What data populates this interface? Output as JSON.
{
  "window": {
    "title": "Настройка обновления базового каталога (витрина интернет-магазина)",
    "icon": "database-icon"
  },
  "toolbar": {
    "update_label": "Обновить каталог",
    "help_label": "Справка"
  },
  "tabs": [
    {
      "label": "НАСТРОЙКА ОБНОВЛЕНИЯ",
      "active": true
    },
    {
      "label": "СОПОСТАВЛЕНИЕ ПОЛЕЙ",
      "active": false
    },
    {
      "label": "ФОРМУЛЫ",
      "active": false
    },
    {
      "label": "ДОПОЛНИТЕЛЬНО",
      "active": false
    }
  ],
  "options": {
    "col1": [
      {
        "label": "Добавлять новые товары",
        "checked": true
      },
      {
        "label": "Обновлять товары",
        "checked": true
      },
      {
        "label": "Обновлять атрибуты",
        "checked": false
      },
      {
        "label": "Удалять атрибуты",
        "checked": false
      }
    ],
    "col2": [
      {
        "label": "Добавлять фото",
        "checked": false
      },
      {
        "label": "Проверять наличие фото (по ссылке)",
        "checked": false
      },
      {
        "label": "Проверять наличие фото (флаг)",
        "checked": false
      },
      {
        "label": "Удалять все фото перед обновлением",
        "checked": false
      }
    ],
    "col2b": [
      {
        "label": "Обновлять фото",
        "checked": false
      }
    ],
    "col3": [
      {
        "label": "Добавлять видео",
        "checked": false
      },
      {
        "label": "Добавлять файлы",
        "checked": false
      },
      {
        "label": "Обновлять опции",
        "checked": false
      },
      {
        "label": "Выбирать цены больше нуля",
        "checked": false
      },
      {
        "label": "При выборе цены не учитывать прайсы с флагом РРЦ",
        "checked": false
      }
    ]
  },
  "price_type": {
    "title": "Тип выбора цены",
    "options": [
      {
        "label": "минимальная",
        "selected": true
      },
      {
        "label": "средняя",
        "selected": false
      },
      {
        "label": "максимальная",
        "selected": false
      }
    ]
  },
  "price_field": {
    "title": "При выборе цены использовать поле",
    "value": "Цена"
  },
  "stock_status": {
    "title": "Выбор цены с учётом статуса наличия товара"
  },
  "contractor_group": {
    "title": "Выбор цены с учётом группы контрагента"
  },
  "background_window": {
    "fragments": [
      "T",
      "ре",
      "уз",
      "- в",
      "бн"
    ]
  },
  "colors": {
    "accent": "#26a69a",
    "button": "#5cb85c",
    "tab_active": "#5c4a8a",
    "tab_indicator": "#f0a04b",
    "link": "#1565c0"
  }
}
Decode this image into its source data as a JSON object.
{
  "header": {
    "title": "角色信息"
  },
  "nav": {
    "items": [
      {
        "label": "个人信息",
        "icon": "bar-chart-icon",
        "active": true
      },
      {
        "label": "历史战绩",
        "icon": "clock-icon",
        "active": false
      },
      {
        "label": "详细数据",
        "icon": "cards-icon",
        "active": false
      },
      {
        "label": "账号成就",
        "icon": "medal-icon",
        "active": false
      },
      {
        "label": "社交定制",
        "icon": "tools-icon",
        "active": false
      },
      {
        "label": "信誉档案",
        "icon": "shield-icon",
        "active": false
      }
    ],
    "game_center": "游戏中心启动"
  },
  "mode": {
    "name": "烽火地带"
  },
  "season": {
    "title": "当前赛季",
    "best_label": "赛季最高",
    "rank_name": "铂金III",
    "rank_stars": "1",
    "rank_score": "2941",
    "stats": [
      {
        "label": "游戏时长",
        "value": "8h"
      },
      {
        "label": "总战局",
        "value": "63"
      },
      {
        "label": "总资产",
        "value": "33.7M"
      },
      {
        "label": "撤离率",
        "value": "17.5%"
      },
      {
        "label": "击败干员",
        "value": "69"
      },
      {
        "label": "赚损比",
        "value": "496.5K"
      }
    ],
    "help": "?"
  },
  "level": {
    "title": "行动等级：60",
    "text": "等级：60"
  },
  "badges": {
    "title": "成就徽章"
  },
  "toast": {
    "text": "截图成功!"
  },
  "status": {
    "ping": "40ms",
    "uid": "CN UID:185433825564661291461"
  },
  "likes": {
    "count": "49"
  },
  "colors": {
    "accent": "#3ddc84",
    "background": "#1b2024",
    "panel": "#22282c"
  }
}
######
Task: Tally the lines that hold the string "товары" and state the total, nothing more.

Expected answer: 2